§ **Collected data entries**:
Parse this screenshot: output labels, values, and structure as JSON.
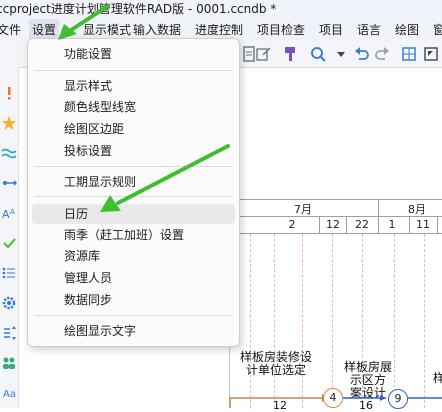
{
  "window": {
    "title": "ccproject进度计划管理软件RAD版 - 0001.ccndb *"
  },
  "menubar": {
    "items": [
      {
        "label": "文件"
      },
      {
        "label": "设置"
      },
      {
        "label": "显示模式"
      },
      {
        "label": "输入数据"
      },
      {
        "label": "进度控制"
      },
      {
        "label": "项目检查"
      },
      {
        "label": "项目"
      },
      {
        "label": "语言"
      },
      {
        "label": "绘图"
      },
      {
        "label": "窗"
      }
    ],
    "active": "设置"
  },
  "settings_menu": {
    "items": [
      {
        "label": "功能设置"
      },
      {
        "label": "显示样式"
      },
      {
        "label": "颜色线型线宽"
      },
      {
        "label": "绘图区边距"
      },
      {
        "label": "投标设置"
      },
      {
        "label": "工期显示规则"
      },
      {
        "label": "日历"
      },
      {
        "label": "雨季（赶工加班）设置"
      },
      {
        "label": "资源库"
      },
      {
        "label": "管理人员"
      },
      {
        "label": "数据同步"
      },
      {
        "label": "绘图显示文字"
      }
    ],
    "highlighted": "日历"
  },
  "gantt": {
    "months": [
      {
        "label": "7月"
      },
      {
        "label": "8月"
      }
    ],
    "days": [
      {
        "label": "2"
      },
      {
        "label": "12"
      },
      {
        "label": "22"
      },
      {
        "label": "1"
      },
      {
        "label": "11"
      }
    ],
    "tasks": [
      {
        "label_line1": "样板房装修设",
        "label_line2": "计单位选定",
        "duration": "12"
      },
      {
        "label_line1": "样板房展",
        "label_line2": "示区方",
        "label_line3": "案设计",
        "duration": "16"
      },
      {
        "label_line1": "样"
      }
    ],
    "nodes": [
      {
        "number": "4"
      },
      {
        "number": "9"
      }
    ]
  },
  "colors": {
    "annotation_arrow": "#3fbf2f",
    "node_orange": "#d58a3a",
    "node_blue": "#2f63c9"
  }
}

---

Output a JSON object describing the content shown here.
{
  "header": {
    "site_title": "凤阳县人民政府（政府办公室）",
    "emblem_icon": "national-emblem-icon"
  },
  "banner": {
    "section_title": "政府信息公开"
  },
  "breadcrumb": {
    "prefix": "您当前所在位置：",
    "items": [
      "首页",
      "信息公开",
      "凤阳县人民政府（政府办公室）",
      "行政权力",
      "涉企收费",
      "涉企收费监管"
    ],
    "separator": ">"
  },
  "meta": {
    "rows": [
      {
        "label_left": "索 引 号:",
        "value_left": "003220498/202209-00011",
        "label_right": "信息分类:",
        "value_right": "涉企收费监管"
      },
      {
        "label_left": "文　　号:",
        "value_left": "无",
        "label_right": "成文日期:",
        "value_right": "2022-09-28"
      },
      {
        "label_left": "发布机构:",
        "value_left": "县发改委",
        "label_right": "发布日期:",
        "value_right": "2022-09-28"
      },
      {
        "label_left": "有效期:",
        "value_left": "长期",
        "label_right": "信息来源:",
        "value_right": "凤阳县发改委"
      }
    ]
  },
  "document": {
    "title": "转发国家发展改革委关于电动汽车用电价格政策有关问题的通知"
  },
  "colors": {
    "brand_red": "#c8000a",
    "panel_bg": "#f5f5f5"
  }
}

§ **Given task**: Only the number is wanted: how many lines in the data include the string "政府办公室"?

§ **Task answer**: 2